DESCRIPTION OF THE TASK ▸
Identify and reproduce every line holding the string "Profiles".

SUPPLIED MATERIAL ▸
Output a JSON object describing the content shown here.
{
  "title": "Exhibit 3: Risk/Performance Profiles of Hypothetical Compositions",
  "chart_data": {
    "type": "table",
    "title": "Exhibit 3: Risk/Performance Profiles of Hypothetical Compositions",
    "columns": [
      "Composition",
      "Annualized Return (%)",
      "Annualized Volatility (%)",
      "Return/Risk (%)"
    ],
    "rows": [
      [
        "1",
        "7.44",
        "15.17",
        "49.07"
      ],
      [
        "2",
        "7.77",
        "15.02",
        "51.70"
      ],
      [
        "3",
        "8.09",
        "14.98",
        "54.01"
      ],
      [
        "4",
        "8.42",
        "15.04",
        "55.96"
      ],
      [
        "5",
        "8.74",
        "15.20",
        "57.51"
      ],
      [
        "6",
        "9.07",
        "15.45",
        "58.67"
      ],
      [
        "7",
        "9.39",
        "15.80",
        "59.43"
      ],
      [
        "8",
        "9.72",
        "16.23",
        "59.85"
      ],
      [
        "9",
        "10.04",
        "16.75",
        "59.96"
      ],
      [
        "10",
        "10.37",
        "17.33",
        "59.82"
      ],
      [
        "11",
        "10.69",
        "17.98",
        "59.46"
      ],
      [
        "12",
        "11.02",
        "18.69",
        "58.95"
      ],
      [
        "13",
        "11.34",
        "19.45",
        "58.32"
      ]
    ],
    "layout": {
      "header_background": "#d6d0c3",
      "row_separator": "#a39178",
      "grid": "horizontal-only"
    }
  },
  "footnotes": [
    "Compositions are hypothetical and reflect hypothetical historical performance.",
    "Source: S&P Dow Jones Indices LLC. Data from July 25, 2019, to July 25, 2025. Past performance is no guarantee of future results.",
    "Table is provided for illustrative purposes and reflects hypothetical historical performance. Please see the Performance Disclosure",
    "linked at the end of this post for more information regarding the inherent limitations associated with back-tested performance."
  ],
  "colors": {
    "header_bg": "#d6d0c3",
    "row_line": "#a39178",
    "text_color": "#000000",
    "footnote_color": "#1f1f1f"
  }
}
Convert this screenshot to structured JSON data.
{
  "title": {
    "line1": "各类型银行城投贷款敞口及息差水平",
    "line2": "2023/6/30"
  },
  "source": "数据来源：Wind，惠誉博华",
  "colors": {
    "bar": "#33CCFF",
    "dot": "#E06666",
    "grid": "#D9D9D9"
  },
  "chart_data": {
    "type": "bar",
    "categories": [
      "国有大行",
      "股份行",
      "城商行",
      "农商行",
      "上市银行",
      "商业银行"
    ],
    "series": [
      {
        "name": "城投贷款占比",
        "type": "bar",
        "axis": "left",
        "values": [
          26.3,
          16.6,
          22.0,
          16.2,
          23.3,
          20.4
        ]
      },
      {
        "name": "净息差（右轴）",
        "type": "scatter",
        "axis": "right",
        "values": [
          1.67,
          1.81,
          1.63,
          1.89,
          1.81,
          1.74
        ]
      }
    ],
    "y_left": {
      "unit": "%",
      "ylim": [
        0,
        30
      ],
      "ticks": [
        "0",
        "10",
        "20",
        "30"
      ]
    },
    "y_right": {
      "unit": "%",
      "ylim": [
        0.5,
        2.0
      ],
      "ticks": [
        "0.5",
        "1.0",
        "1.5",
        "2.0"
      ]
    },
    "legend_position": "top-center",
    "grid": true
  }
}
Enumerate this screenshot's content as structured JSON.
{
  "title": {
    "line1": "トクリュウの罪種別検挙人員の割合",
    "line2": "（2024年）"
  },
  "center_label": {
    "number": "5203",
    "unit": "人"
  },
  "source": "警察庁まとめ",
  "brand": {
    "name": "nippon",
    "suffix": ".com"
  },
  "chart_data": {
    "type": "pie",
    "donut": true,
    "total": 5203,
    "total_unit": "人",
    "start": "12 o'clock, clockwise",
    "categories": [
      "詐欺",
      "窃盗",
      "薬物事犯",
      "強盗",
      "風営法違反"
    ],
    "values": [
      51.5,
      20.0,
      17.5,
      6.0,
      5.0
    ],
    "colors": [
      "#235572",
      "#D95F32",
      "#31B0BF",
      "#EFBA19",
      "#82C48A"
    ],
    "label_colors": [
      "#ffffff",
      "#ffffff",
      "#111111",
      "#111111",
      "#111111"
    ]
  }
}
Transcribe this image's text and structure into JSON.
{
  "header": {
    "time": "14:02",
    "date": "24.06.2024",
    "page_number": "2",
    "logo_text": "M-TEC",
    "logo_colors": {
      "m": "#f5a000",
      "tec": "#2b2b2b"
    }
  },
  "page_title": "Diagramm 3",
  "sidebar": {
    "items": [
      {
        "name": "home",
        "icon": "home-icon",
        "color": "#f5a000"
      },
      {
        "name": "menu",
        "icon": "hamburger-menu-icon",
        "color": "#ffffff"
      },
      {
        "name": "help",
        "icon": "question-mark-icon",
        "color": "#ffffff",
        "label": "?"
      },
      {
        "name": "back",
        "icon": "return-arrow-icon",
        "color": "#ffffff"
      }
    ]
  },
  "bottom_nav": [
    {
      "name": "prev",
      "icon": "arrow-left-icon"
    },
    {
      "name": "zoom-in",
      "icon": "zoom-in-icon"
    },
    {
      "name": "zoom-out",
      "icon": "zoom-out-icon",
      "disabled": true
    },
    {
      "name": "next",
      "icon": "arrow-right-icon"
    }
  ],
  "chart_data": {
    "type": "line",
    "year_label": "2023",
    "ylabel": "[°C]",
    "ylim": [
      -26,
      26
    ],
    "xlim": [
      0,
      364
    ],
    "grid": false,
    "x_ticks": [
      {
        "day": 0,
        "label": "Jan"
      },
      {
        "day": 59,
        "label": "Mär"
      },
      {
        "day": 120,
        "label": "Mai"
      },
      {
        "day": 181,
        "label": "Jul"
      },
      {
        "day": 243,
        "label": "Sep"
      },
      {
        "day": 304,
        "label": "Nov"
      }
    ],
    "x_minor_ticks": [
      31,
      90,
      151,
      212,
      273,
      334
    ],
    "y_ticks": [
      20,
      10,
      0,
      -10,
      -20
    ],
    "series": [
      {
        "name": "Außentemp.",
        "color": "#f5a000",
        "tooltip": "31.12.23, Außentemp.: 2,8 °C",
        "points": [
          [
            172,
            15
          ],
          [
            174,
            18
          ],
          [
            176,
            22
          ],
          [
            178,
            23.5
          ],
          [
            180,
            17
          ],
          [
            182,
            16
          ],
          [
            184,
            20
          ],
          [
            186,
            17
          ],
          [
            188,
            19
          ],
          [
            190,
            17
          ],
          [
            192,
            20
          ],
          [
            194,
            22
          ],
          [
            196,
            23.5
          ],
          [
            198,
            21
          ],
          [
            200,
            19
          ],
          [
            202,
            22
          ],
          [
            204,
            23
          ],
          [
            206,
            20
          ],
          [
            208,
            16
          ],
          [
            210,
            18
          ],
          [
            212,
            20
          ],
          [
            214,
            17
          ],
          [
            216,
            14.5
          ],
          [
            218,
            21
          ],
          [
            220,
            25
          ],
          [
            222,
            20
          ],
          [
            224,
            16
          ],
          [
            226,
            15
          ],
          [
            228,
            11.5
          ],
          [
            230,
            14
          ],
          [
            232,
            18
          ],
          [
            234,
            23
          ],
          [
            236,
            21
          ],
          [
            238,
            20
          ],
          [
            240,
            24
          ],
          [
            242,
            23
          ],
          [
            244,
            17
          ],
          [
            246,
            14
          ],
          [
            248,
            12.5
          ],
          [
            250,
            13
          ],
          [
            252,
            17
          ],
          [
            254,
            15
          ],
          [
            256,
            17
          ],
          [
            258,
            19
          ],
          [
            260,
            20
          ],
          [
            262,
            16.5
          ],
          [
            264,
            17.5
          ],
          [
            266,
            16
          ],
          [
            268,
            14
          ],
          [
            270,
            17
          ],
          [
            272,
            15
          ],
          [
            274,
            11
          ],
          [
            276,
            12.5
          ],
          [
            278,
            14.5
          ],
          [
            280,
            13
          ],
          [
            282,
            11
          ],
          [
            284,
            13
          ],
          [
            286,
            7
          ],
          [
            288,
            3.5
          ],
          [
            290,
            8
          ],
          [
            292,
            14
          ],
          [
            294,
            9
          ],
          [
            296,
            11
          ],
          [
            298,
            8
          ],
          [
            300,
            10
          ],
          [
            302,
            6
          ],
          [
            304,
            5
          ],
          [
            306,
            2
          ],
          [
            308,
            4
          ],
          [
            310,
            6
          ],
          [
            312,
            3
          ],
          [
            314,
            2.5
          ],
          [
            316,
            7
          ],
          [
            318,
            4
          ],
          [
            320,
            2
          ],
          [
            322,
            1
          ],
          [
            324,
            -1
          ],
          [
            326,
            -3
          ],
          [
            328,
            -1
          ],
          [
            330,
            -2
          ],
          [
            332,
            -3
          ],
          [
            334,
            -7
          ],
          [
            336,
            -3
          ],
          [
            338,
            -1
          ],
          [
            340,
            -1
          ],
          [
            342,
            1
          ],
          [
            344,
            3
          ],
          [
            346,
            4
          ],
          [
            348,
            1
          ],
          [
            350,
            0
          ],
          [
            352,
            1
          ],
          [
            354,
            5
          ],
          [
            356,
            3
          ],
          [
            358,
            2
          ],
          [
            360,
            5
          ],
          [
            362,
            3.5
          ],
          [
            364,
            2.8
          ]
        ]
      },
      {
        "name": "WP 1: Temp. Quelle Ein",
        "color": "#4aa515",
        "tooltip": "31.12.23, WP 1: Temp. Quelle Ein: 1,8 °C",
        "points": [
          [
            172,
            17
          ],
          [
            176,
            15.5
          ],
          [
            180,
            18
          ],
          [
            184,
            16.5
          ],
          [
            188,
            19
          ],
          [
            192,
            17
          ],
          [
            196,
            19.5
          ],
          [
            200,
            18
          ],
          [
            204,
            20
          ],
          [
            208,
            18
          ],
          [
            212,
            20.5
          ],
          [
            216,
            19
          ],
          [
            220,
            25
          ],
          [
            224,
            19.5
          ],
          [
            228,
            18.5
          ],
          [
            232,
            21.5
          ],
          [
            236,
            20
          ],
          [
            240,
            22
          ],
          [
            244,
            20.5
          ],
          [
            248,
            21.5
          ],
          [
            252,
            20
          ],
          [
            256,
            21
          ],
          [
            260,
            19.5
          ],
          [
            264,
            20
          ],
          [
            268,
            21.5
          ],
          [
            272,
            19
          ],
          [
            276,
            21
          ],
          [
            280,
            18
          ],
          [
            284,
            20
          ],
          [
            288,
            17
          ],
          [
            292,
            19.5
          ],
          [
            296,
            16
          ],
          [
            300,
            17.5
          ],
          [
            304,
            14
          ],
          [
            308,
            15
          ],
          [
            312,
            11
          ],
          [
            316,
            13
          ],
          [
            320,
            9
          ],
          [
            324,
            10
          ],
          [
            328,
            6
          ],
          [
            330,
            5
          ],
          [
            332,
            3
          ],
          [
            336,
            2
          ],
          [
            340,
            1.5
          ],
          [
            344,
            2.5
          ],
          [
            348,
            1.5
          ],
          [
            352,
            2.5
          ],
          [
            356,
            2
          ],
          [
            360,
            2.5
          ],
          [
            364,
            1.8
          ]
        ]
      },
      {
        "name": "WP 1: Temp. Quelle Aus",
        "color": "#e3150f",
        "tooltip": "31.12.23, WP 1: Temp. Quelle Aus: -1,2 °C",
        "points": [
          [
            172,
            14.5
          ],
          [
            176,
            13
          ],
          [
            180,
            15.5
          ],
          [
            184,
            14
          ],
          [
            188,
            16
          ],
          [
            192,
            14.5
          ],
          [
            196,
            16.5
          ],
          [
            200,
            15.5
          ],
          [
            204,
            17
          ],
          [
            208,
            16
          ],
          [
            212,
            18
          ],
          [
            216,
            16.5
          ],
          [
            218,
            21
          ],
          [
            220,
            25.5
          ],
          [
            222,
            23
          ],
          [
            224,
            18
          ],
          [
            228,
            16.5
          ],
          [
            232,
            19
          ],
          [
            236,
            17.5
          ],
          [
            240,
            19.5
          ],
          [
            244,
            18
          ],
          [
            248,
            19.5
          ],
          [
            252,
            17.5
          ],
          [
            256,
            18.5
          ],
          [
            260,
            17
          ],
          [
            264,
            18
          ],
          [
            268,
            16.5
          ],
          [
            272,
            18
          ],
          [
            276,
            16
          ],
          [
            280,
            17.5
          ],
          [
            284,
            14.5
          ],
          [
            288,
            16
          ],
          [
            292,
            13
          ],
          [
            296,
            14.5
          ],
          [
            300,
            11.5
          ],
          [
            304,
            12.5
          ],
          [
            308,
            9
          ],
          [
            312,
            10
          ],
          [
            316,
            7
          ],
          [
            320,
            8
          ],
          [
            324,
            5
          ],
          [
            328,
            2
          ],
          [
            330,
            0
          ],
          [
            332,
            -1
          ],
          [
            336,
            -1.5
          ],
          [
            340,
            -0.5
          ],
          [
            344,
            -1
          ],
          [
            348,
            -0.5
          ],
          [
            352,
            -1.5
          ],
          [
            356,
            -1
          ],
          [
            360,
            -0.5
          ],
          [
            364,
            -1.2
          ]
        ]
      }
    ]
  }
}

RESULT FOR THIS EXERCISE ▸
  "title": "Exhibit 3: Risk/Performance Profiles of Hypothetical Compositions",
    "title": "Exhibit 3: Risk/Performance Profiles of Hypothetical Compositions",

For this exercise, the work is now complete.